**Excerpts from a figure dataset:**
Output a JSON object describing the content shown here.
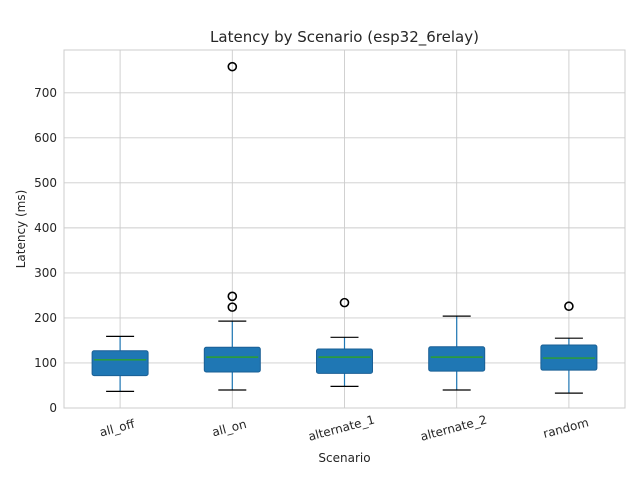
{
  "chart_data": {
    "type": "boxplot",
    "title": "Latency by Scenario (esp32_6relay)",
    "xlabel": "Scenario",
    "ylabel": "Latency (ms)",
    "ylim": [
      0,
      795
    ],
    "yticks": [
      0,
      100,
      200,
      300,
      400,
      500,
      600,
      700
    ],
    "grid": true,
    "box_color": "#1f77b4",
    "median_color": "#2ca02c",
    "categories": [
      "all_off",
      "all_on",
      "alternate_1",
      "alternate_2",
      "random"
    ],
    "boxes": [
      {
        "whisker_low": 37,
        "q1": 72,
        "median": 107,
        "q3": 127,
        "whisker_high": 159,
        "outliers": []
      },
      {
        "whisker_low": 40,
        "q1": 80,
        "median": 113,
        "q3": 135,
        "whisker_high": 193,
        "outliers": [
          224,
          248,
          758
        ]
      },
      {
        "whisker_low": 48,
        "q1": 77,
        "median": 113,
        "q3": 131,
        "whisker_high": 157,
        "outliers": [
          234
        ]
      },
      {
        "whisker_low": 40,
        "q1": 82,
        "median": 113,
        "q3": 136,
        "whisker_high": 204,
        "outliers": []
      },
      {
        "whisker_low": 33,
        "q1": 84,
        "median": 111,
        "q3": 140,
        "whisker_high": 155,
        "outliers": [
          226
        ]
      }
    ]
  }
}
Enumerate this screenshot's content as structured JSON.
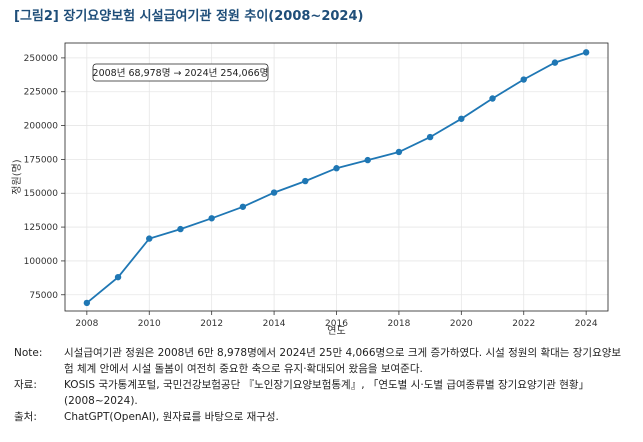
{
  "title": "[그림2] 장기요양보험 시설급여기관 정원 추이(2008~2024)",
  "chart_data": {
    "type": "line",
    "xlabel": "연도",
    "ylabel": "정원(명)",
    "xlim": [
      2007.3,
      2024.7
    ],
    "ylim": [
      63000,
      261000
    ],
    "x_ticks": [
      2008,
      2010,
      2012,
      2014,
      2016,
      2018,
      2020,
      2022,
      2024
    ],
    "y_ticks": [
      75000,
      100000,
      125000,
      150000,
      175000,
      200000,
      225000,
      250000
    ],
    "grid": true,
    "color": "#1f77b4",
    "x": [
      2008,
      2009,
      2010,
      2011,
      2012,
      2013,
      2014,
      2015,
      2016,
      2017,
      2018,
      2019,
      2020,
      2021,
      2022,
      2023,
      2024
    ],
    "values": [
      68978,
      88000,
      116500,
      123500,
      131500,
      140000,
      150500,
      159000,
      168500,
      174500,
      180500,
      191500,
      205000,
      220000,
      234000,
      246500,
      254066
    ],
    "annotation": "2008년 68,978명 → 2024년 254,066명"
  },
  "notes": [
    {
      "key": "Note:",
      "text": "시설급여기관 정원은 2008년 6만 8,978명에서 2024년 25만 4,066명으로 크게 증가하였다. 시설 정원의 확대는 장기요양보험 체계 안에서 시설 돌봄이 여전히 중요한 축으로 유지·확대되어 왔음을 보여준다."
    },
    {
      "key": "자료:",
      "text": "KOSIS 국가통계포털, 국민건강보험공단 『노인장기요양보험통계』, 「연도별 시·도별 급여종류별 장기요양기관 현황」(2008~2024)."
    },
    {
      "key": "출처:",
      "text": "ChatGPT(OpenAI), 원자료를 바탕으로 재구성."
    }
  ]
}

**WHAT TO WORK ON:** Set down only the lines running from the line with "Enumerate this screenshot's" to the end of the entries, inclusive; omit every picture.

**SOLUTION FOR THIS PROBLEM:**
Enumerate this screenshot's content as structured JSON.
{
  "title": "[그림2] 장기요양보험 시설급여기관 정원 추이(2008~2024)",
  "chart_data": {
    "type": "line",
    "xlabel": "연도",
    "ylabel": "정원(명)",
    "xlim": [
      2007.3,
      2024.7
    ],
    "ylim": [
      63000,
      261000
    ],
    "x_ticks": [
      2008,
      2010,
      2012,
      2014,
      2016,
      2018,
      2020,
      2022,
      2024
    ],
    "y_ticks": [
      75000,
      100000,
      125000,
      150000,
      175000,
      200000,
      225000,
      250000
    ],
    "grid": true,
    "color": "#1f77b4",
    "x": [
      2008,
      2009,
      2010,
      2011,
      2012,
      2013,
      2014,
      2015,
      2016,
      2017,
      2018,
      2019,
      2020,
      2021,
      2022,
      2023,
      2024
    ],
    "values": [
      68978,
      88000,
      116500,
      123500,
      131500,
      140000,
      150500,
      159000,
      168500,
      174500,
      180500,
      191500,
      205000,
      220000,
      234000,
      246500,
      254066
    ],
    "annotation": "2008년 68,978명 → 2024년 254,066명"
  },
  "notes": [
    {
      "key": "Note:",
      "text": "시설급여기관 정원은 2008년 6만 8,978명에서 2024년 25만 4,066명으로 크게 증가하였다. 시설 정원의 확대는 장기요양보험 체계 안에서 시설 돌봄이 여전히 중요한 축으로 유지·확대되어 왔음을 보여준다."
    },
    {
      "key": "자료:",
      "text": "KOSIS 국가통계포털, 국민건강보험공단 『노인장기요양보험통계』, 「연도별 시·도별 급여종류별 장기요양기관 현황」(2008~2024)."
    },
    {
      "key": "출처:",
      "text": "ChatGPT(OpenAI), 원자료를 바탕으로 재구성."
    }
  ]
}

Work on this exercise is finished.